» **What to work on**: Images must not appear in your copy; reproduce every other part of the records exactly.

» **Data supplied**:
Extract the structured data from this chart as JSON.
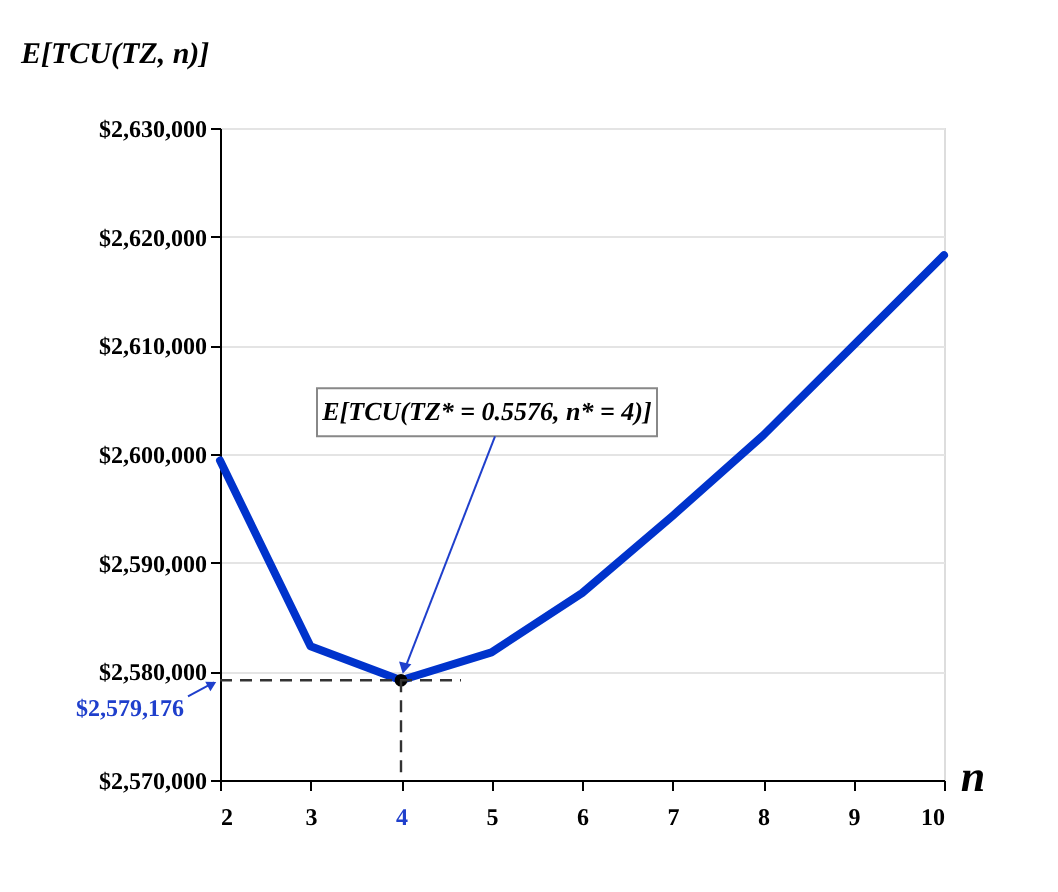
{
  "chart_data": {
    "type": "line",
    "xlabel": "n",
    "ylabel": "E[TCU(TZ, n)]",
    "x": [
      2,
      3,
      4,
      5,
      6,
      7,
      8,
      9,
      10
    ],
    "series": [
      {
        "color": "#0033cc",
        "values": [
          2599400,
          2582300,
          2579176,
          2581750,
          2587200,
          2594300,
          2601700,
          2610000,
          2618300
        ]
      },
      {
        "type": "scatter",
        "marker": "circle",
        "color": "#000000",
        "x": [
          4
        ],
        "values": [
          2579176
        ]
      }
    ],
    "xlim": [
      2,
      10
    ],
    "xticks": [
      2,
      3,
      4,
      5,
      6,
      7,
      8,
      9,
      10
    ],
    "ylim": [
      2570000,
      2630000
    ],
    "yticks": [
      {
        "value": 2570000,
        "label": "$2,570,000"
      },
      {
        "value": 2580000,
        "label": "$2,580,000"
      },
      {
        "value": 2590000,
        "label": "$2,590,000"
      },
      {
        "value": 2600000,
        "label": "$2,600,000"
      },
      {
        "value": 2610000,
        "label": "$2,610,000"
      },
      {
        "value": 2620000,
        "label": "$2,620,000"
      },
      {
        "value": 2630000,
        "label": "$2,630,000"
      }
    ],
    "grid": "y",
    "ref_lines": [
      {
        "axis": "y",
        "value": 2579176,
        "label": "$2,579,176",
        "color": "#333333",
        "line_style": "dashed"
      },
      {
        "axis": "x",
        "value": 4,
        "color": "#333333",
        "line_style": "dashed"
      }
    ],
    "annotations": [
      {
        "text": "E[TCU(TZ* = 0.5576, n* = 4)]",
        "x": 4,
        "y": 2579176
      }
    ]
  }
}
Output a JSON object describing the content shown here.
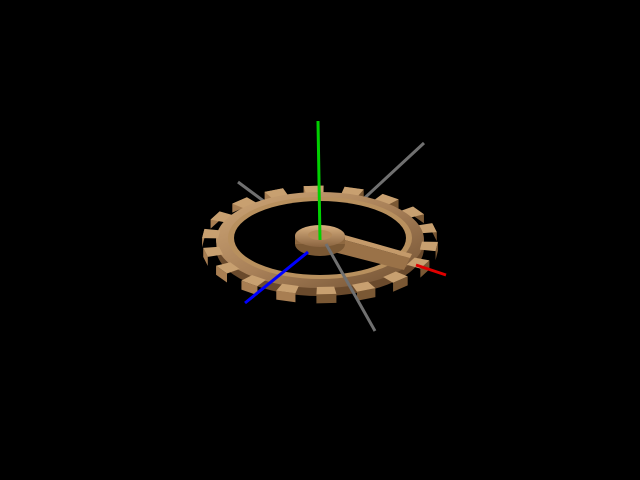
{
  "scene": {
    "background": "#000000",
    "object": "gear-wheel",
    "gear": {
      "teeth": 18,
      "spokes": 1,
      "colors": {
        "light": "#c8a070",
        "mid": "#a87e52",
        "dark": "#7a5834",
        "shadow": "#5c4024"
      }
    },
    "axes": {
      "x": "#e00000",
      "y": "#00d000",
      "z": "#0000ff",
      "helper": "#7a7a7a"
    }
  }
}
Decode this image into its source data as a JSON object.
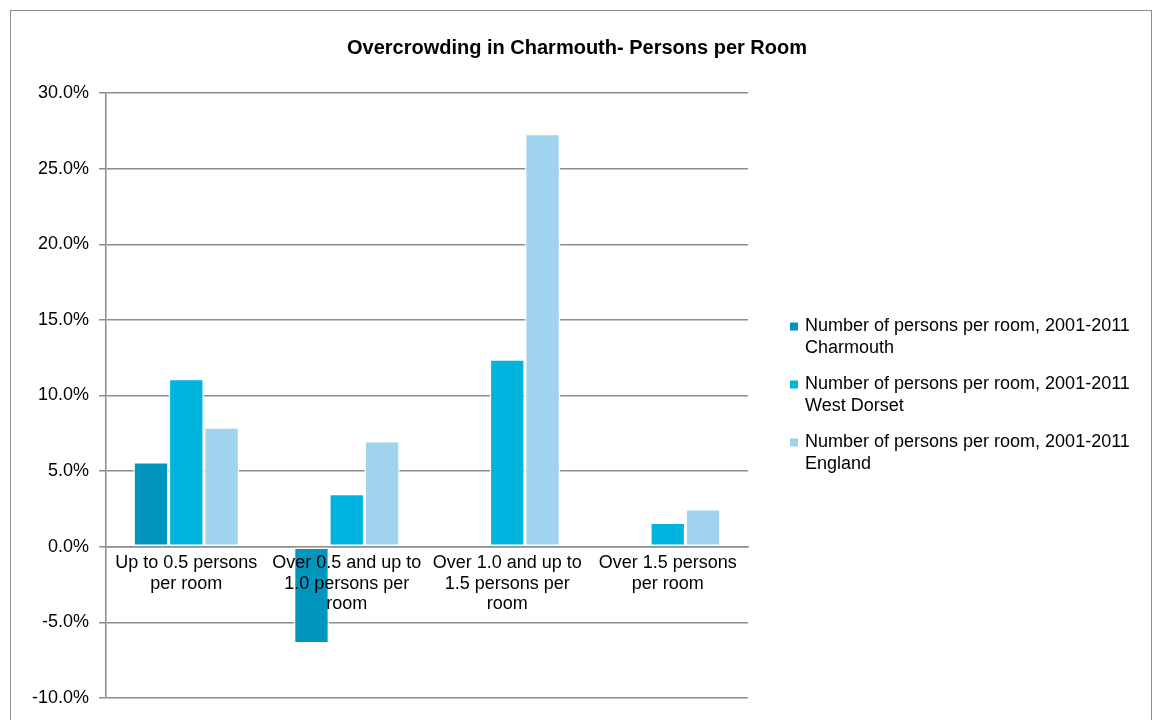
{
  "chart_data": {
    "type": "bar",
    "title": "Overcrowding in Charmouth- Persons per Room",
    "categories": [
      "Up to 0.5 persons per room",
      "Over 0.5 and up to 1.0 persons per room",
      "Over 1.0 and up to 1.5 persons per room",
      "Over 1.5 persons per room"
    ],
    "series": [
      {
        "name": "Number of persons per room, 2001-2011 Charmouth",
        "color": "#0096be",
        "values": [
          5.6,
          -6.4,
          null,
          null
        ]
      },
      {
        "name": "Number of persons per room, 2001-2011 West Dorset",
        "color": "#00b4e0",
        "values": [
          11.1,
          3.5,
          12.4,
          1.6
        ]
      },
      {
        "name": "Number of persons per room, 2001-2011 England",
        "color": "#a0d3ee",
        "values": [
          7.9,
          7.0,
          27.3,
          2.5
        ]
      }
    ],
    "ylim": [
      -10,
      30
    ],
    "yticks": [
      {
        "value": -10,
        "label": "-10.0%"
      },
      {
        "value": -5,
        "label": "-5.0%"
      },
      {
        "value": 0,
        "label": "0.0%"
      },
      {
        "value": 5,
        "label": "5.0%"
      },
      {
        "value": 10,
        "label": "10.0%"
      },
      {
        "value": 15,
        "label": "15.0%"
      },
      {
        "value": 20,
        "label": "20.0%"
      },
      {
        "value": 25,
        "label": "25.0%"
      },
      {
        "value": 30,
        "label": "30.0%"
      }
    ],
    "grid": "y",
    "legend": "right"
  }
}
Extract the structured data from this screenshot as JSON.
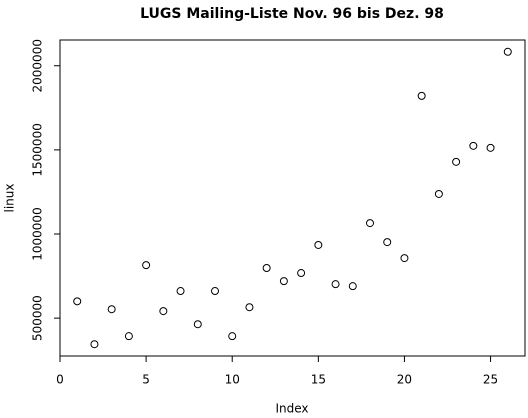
{
  "chart_data": {
    "type": "scatter",
    "title": "LUGS Mailing-Liste Nov. 96 bis Dez. 98",
    "x_label": "Index",
    "y_label": "linux",
    "x": [
      1,
      2,
      3,
      4,
      5,
      6,
      7,
      8,
      9,
      10,
      11,
      12,
      13,
      14,
      15,
      16,
      17,
      18,
      19,
      20,
      21,
      22,
      23,
      24,
      25,
      26
    ],
    "values": [
      600000,
      345000,
      553000,
      393000,
      815000,
      542000,
      661000,
      464000,
      661000,
      393000,
      565000,
      798000,
      720000,
      768000,
      935000,
      702000,
      690000,
      1065000,
      952000,
      857000,
      1821000,
      1238000,
      1429000,
      1524000,
      1512000,
      2083000
    ],
    "color": "#000000",
    "xlim": [
      0,
      27
    ],
    "xticks": [
      0,
      5,
      10,
      15,
      20,
      25
    ],
    "ylim": [
      275000,
      2153000
    ],
    "yticks": [
      500000,
      1000000,
      1500000,
      2000000
    ],
    "grid": false
  }
}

» **Task answer**:
Extract the structured data from this chart as JSON.
{
  "chart_data": {
    "type": "line",
    "xlabel": "n",
    "ylabel": "E[TCU(TZ, n)]",
    "x": [
      2,
      3,
      4,
      5,
      6,
      7,
      8,
      9,
      10
    ],
    "series": [
      {
        "color": "#0033cc",
        "values": [
          2599400,
          2582300,
          2579176,
          2581750,
          2587200,
          2594300,
          2601700,
          2610000,
          2618300
        ]
      },
      {
        "type": "scatter",
        "marker": "circle",
        "color": "#000000",
        "x": [
          4
        ],
        "values": [
          2579176
        ]
      }
    ],
    "xlim": [
      2,
      10
    ],
    "xticks": [
      2,
      3,
      4,
      5,
      6,
      7,
      8,
      9,
      10
    ],
    "ylim": [
      2570000,
      2630000
    ],
    "yticks": [
      {
        "value": 2570000,
        "label": "$2,570,000"
      },
      {
        "value": 2580000,
        "label": "$2,580,000"
      },
      {
        "value": 2590000,
        "label": "$2,590,000"
      },
      {
        "value": 2600000,
        "label": "$2,600,000"
      },
      {
        "value": 2610000,
        "label": "$2,610,000"
      },
      {
        "value": 2620000,
        "label": "$2,620,000"
      },
      {
        "value": 2630000,
        "label": "$2,630,000"
      }
    ],
    "grid": "y",
    "ref_lines": [
      {
        "axis": "y",
        "value": 2579176,
        "label": "$2,579,176",
        "color": "#333333",
        "line_style": "dashed"
      },
      {
        "axis": "x",
        "value": 4,
        "color": "#333333",
        "line_style": "dashed"
      }
    ],
    "annotations": [
      {
        "text": "E[TCU(TZ* = 0.5576, n* = 4)]",
        "x": 4,
        "y": 2579176
      }
    ]
  }
}
Output a JSON object describing the content shown here.
{
  "scene": {
    "background": "#000000",
    "object": "gear-wheel",
    "gear": {
      "teeth": 18,
      "spokes": 1,
      "colors": {
        "light": "#c8a070",
        "mid": "#a87e52",
        "dark": "#7a5834",
        "shadow": "#5c4024"
      }
    },
    "axes": {
      "x": "#e00000",
      "y": "#00d000",
      "z": "#0000ff",
      "helper": "#7a7a7a"
    }
  }
}
Decode this image into its source data as a JSON object.
{
  "chart_data": {
    "type": "bar",
    "title": "Overcrowding in Charmouth- Persons per Room",
    "categories": [
      "Up to 0.5 persons per room",
      "Over 0.5 and up to 1.0 persons per room",
      "Over 1.0 and up to 1.5 persons per room",
      "Over 1.5 persons per room"
    ],
    "series": [
      {
        "name": "Number of persons per room, 2001-2011 Charmouth",
        "color": "#0096be",
        "values": [
          5.6,
          -6.4,
          null,
          null
        ]
      },
      {
        "name": "Number of persons per room, 2001-2011 West Dorset",
        "color": "#00b4e0",
        "values": [
          11.1,
          3.5,
          12.4,
          1.6
        ]
      },
      {
        "name": "Number of persons per room, 2001-2011 England",
        "color": "#a0d3ee",
        "values": [
          7.9,
          7.0,
          27.3,
          2.5
        ]
      }
    ],
    "ylim": [
      -10,
      30
    ],
    "yticks": [
      {
        "value": -10,
        "label": "-10.0%"
      },
      {
        "value": -5,
        "label": "-5.0%"
      },
      {
        "value": 0,
        "label": "0.0%"
      },
      {
        "value": 5,
        "label": "5.0%"
      },
      {
        "value": 10,
        "label": "10.0%"
      },
      {
        "value": 15,
        "label": "15.0%"
      },
      {
        "value": 20,
        "label": "20.0%"
      },
      {
        "value": 25,
        "label": "25.0%"
      },
      {
        "value": 30,
        "label": "30.0%"
      }
    ],
    "grid": "y",
    "legend": "right"
  }
}
Extract the structured data from this screenshot as JSON.
{
  "chart_data": {
    "type": "scatter",
    "title": "LUGS Mailing-Liste Nov. 96 bis Dez. 98",
    "x_label": "Index",
    "y_label": "linux",
    "x": [
      1,
      2,
      3,
      4,
      5,
      6,
      7,
      8,
      9,
      10,
      11,
      12,
      13,
      14,
      15,
      16,
      17,
      18,
      19,
      20,
      21,
      22,
      23,
      24,
      25,
      26
    ],
    "values": [
      600000,
      345000,
      553000,
      393000,
      815000,
      542000,
      661000,
      464000,
      661000,
      393000,
      565000,
      798000,
      720000,
      768000,
      935000,
      702000,
      690000,
      1065000,
      952000,
      857000,
      1821000,
      1238000,
      1429000,
      1524000,
      1512000,
      2083000
    ],
    "color": "#000000",
    "xlim": [
      0,
      27
    ],
    "xticks": [
      0,
      5,
      10,
      15,
      20,
      25
    ],
    "ylim": [
      275000,
      2153000
    ],
    "yticks": [
      500000,
      1000000,
      1500000,
      2000000
    ],
    "grid": false
  }
}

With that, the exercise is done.